The Citra Award for Best Picture (Indonesian: Film Cerita Panjang Terbaik) is an award given at the Indonesian Film Festival (FFI) to the best feature film of the year. The Citra Awards, described by Screen International as "Indonesia's equivalent to the Oscars", are the country's most prestigious film awards and are intended to recognize achievements in films as well as to draw public interest to the film industry.

Before, Now & Then by Kamila Andini is the most recent winner at the 2022 ceremony, where it won a total of 5 awards out of 11 nominations.

History 
The Citra Awards, then known as the Indonesian Film Festival Awards, were first given in 1955 to co-winners Usmar Ismail's Lewat Djam Malam and Lilik Sudjio's Tarmina. The two-way tie, also found in the Best Actor and Best Actress categories, was controversial as film critics considered Lewat Djam Malam the superior film, leading to allegations that producer Djamaluddin Malik had bought Tarmina prize. Succeeding festivals were held in 1960 and 1967 and annually since 1973. There were no Citra Awards given between 1993 and 2003 due to sharp decline in domestic film production. It was reinstated as an annual event in 2004 after receiving funds from the Indonesian government.

==*==

• [COMPLETE THE FOLLOWING]
(a) In the Citra Award passage, condense the paragraph beginning "The Citra Awards, then known as the Indonesian Film Festival Awards" into a bulleted list that keeps its main facts.
(b) According to the Citra Award passage, how many awards did Before, Now & Then win at the 2022 ceremony, and from how many nominations?
(c) Reproduce the Citra Award passage word for word, between "The Citra Award for" and "the film industry.", inclusive.

• [SOURCE MATERIAL]
==*==

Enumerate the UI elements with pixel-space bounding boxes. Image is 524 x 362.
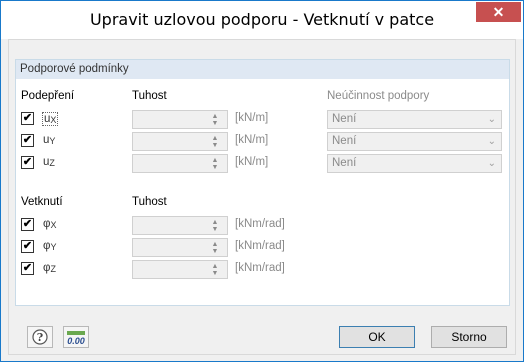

==*==

• [TASK RESPONSES]
(a)
- The awards, then called the Indonesian Film Festival Awards, were first given in 1955 to co-winners Lewat Djam Malam (Usmar Ismail) and Tarmina (Lilik Sudjio).
- The tie, also in Best Actor and Best Actress, was controversial. Critics judged Lewat Djam Malam superior, and producer Djamaluddin Malik was accused of buying Tarmina's prize.
- Later festivals were held in 1960 and 1967, and every year from 1973.
- No awards were given from 1993 to 2003 because of a sharp decline in domestic film production.
- The event became annual again in 2004 after receiving Indonesian government funds.

(b) It won 5 awards out of 11 nominations.

(c)
The Citra Award for Best Picture (Indonesian: Film Cerita Panjang Terbaik) is an award given at the Indonesian Film Festival (FFI) to the best feature film of the year. The Citra Awards, described by Screen International as "Indonesia's equivalent to the Oscars", are the country's most prestigious film awards and are intended to recognize achievements in films as well as to draw public interest to the film industry.